▸ **Problem requirements**
Copy out each line that has "irinotecan" in it.

▸ **Supplied entries**
________________

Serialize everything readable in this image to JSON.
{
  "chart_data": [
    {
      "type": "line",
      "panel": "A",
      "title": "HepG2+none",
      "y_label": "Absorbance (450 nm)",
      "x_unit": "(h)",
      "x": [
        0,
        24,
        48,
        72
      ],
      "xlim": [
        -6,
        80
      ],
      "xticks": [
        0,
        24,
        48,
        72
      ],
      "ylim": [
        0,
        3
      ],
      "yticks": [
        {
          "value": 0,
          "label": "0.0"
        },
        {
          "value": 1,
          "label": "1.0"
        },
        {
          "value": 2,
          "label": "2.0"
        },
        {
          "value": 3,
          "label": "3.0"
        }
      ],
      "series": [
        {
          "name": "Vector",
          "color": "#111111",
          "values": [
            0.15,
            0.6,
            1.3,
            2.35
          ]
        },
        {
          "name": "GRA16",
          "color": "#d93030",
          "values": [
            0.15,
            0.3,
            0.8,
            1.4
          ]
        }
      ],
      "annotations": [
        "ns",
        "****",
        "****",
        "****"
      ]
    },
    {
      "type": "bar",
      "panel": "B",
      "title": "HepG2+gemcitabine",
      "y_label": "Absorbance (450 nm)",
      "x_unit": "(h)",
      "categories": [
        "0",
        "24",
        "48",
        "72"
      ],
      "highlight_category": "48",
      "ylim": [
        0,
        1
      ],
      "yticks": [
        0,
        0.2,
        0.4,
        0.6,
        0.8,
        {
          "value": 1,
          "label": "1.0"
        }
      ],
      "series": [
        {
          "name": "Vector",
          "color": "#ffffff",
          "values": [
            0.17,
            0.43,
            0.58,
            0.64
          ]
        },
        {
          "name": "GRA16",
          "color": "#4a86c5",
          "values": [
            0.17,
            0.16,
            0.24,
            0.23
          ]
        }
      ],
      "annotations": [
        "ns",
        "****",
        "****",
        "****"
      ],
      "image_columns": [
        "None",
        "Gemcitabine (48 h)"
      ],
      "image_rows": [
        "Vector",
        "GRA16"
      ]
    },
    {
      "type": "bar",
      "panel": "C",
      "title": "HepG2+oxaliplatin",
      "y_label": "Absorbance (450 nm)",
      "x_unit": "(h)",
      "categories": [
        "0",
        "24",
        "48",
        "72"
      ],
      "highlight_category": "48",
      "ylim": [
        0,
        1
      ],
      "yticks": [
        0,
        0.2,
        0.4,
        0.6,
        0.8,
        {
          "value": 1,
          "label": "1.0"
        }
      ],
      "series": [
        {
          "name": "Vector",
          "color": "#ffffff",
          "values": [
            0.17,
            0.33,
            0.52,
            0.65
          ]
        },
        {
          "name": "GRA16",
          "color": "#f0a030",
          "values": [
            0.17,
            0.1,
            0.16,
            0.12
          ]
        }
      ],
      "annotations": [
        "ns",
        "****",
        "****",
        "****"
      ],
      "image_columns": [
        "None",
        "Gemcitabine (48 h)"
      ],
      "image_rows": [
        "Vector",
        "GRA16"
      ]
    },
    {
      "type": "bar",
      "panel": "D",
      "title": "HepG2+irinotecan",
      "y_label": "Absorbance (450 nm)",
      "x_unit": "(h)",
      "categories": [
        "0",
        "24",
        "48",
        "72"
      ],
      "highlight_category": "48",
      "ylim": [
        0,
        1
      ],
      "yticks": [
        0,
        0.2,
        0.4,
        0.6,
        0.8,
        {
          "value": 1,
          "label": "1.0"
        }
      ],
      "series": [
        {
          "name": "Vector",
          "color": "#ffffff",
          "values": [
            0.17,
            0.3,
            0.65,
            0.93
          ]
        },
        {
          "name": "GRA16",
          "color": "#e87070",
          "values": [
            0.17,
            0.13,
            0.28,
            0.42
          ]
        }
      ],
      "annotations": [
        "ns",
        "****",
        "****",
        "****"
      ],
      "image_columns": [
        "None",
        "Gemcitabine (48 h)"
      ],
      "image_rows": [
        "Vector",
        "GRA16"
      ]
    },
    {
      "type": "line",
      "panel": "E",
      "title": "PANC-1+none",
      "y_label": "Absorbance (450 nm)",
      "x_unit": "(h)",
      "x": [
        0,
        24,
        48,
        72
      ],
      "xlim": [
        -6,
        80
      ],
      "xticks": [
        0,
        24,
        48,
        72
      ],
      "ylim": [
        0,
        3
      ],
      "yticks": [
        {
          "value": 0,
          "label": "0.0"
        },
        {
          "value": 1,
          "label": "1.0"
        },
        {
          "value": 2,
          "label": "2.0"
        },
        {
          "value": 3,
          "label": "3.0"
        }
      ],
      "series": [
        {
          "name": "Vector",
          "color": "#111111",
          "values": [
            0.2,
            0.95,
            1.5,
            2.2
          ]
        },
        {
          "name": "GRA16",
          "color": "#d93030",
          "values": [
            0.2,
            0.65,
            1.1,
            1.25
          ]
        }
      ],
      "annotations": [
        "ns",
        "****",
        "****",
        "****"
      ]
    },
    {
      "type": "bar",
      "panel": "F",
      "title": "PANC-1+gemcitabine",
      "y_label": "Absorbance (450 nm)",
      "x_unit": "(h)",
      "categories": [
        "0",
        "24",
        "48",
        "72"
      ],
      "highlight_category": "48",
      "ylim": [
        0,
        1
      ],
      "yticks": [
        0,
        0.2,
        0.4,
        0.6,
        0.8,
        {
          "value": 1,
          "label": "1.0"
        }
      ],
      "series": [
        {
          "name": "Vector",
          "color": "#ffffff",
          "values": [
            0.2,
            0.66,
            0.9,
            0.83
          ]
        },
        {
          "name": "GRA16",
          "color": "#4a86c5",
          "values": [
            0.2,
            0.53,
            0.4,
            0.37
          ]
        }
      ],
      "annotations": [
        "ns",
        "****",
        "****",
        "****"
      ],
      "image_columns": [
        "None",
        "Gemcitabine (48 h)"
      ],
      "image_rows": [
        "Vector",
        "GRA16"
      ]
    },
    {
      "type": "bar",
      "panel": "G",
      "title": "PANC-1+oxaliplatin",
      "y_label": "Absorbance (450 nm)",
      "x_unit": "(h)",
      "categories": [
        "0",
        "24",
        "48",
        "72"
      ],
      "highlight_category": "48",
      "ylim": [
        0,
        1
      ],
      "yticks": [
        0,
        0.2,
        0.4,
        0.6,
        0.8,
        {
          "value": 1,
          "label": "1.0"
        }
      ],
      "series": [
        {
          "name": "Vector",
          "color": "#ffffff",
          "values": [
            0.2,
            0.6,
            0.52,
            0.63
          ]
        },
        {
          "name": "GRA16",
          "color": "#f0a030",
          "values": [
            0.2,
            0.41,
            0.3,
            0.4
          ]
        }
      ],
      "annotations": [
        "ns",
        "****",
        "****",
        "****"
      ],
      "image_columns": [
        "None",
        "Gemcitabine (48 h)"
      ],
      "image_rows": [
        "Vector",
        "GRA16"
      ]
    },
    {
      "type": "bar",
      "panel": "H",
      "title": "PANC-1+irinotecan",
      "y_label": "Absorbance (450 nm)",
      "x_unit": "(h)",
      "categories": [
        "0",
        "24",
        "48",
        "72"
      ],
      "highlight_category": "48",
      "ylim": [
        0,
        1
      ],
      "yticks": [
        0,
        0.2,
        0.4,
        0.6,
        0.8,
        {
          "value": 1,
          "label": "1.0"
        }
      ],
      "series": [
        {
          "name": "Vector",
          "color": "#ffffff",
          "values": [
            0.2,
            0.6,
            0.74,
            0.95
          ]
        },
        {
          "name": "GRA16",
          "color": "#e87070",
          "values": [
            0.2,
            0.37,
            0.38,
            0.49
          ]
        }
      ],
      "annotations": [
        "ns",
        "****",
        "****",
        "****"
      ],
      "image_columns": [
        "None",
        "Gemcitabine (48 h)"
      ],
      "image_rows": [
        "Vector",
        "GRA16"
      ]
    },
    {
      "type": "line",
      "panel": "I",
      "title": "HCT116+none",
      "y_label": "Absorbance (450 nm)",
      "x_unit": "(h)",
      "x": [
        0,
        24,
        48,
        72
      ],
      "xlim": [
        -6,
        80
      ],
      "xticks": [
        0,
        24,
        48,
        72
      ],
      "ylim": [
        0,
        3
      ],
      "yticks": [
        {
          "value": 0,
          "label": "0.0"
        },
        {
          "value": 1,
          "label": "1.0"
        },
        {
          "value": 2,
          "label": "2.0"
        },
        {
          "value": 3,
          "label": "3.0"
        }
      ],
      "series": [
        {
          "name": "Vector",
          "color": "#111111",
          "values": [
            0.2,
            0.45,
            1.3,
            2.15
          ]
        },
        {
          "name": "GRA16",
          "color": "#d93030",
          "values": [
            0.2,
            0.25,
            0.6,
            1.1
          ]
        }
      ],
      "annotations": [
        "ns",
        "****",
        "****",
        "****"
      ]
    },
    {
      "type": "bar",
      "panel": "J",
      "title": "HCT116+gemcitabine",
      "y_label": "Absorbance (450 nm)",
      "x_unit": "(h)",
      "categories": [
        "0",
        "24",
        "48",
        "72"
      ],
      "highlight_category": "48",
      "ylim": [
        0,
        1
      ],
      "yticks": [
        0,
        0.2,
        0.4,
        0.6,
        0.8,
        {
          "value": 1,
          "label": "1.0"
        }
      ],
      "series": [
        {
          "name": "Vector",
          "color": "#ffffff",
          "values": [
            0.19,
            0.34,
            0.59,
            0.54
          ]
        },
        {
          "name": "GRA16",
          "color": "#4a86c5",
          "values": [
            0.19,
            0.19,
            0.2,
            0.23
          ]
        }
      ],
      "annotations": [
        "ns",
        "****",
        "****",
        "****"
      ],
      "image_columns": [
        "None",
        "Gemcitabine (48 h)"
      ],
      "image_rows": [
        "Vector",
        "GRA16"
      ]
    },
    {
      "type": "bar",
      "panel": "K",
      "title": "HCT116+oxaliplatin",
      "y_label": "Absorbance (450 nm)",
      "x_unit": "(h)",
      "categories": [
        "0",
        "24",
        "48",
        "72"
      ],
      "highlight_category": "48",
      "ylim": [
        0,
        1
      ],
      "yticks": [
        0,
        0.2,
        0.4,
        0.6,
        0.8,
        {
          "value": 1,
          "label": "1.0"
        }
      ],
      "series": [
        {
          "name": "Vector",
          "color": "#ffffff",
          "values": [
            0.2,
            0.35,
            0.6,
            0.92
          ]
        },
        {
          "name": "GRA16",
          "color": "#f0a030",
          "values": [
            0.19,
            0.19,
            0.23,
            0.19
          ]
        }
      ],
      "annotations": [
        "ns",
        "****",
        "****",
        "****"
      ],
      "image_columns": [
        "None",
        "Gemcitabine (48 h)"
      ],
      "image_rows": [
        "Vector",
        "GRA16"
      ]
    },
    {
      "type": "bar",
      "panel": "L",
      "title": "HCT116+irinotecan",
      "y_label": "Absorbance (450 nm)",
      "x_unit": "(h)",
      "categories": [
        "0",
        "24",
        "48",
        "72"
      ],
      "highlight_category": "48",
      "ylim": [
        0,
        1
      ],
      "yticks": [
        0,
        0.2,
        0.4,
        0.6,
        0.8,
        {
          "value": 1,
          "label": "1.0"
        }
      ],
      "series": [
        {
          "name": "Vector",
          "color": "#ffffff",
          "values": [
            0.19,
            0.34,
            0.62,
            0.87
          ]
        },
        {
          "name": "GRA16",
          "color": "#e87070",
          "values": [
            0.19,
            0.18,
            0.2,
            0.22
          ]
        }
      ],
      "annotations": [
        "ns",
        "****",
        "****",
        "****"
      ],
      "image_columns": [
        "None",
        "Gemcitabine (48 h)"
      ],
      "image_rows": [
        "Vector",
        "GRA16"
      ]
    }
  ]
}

________________

▸ **Written solution**
      "title": "HepG2+irinotecan",
      "title": "PANC-1+irinotecan",
      "title": "HCT116+irinotecan",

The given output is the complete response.